(Data entries)
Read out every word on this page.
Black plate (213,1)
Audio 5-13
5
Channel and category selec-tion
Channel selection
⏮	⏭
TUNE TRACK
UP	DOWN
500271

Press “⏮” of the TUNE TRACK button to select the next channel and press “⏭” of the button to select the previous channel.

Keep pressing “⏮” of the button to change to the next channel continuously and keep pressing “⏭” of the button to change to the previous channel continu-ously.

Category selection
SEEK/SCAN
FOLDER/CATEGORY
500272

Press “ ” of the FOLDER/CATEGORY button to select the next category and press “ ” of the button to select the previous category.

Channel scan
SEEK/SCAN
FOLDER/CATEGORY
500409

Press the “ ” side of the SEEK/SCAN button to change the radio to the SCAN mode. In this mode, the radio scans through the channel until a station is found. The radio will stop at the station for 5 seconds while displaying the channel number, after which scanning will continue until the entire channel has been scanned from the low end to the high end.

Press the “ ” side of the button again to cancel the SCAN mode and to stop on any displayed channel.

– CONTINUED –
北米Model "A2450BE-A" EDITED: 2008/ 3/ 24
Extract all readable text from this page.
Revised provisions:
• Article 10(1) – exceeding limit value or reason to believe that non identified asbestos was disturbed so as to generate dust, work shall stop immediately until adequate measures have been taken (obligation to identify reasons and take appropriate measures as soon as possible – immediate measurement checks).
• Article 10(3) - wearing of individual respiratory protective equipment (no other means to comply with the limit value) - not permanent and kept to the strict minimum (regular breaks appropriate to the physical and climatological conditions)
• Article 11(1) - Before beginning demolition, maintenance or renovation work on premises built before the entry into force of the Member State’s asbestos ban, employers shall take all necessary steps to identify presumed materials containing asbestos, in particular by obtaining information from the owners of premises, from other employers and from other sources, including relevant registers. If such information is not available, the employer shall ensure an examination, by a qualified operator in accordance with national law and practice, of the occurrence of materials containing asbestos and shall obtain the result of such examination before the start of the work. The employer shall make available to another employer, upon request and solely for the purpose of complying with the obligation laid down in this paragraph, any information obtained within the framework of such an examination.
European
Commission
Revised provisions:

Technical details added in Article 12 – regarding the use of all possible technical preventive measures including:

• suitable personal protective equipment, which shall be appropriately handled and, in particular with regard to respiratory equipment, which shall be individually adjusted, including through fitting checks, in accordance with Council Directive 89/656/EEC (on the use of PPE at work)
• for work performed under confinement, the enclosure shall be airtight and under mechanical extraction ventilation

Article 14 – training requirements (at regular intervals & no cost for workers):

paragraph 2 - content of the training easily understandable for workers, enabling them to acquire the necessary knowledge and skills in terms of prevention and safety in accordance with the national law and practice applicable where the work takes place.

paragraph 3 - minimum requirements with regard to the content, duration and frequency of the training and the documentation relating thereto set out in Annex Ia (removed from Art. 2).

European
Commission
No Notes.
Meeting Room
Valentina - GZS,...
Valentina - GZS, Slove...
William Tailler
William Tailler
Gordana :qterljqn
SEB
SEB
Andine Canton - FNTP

WHAT TO PRODUCE: Each line of the listing should be echoed back exactly.

ANSWER:
Read out every word on this page.
Black plate (213,1)
Audio 5-13
5
Channel and category selec-tion
Channel selection
⏮	⏭
TUNE TRACK
UP	DOWN
500271

Press “⏮” of the TUNE TRACK button to select the next channel and press “⏭” of the button to select the previous channel.

Keep pressing “⏮” of the button to change to the next channel continuously and keep pressing “⏭” of the button to change to the previous channel continu-ously.

Category selection
SEEK/SCAN
FOLDER/CATEGORY
500272

Press “ ” of the FOLDER/CATEGORY button to select the next category and press “ ” of the button to select the previous category.

Channel scan
SEEK/SCAN
FOLDER/CATEGORY
500409

Press the “ ” side of the SEEK/SCAN button to change the radio to the SCAN mode. In this mode, the radio scans through the channel until a station is found. The radio will stop at the station for 5 seconds while displaying the channel number, after which scanning will continue until the entire channel has been scanned from the low end to the high end.

Press the “ ” side of the button again to cancel the SCAN mode and to stop on any displayed channel.

– CONTINUED –
北米Model "A2450BE-A" EDITED: 2008/ 3/ 24
Extract all readable text from this page.
Revised provisions:
• Article 10(1) – exceeding limit value or reason to believe that non identified asbestos was disturbed so as to generate dust, work shall stop immediately until adequate measures have been taken (obligation to identify reasons and take appropriate measures as soon as possible – immediate measurement checks).
• Article 10(3) - wearing of individual respiratory protective equipment (no other means to comply with the limit value) - not permanent and kept to the strict minimum (regular breaks appropriate to the physical and climatological conditions)
• Article 11(1) - Before beginning demolition, maintenance or renovation work on premises built before the entry into force of the Member State’s asbestos ban, employers shall take all necessary steps to identify presumed materials containing asbestos, in particular by obtaining information from the owners of premises, from other employers and from other sources, including relevant registers. If such information is not available, the employer shall ensure an examination, by a qualified operator in accordance with national law and practice, of the occurrence of materials containing asbestos and shall obtain the result of such examination before the start of the work. The employer shall make available to another employer, upon request and solely for the purpose of complying with the obligation laid down in this paragraph, any information obtained within the framework of such an examination.
European
Commission
Revised provisions:

Technical details added in Article 12 – regarding the use of all possible technical preventive measures including:

• suitable personal protective equipment, which shall be appropriately handled and, in particular with regard to respiratory equipment, which shall be individually adjusted, including through fitting checks, in accordance with Council Directive 89/656/EEC (on the use of PPE at work)
• for work performed under confinement, the enclosure shall be airtight and under mechanical extraction ventilation

Article 14 – training requirements (at regular intervals & no cost for workers):

paragraph 2 - content of the training easily understandable for workers, enabling them to acquire the necessary knowledge and skills in terms of prevention and safety in accordance with the national law and practice applicable where the work takes place.

paragraph 3 - minimum requirements with regard to the content, duration and frequency of the training and the documentation relating thereto set out in Annex Ia (removed from Art. 2).

European
Commission
No Notes.
Meeting Room
Valentina - GZS,...
Valentina - GZS, Slove...
William Tailler
William Tailler
Gordana :qterljqn
SEB
SEB
Andine Canton - FNTP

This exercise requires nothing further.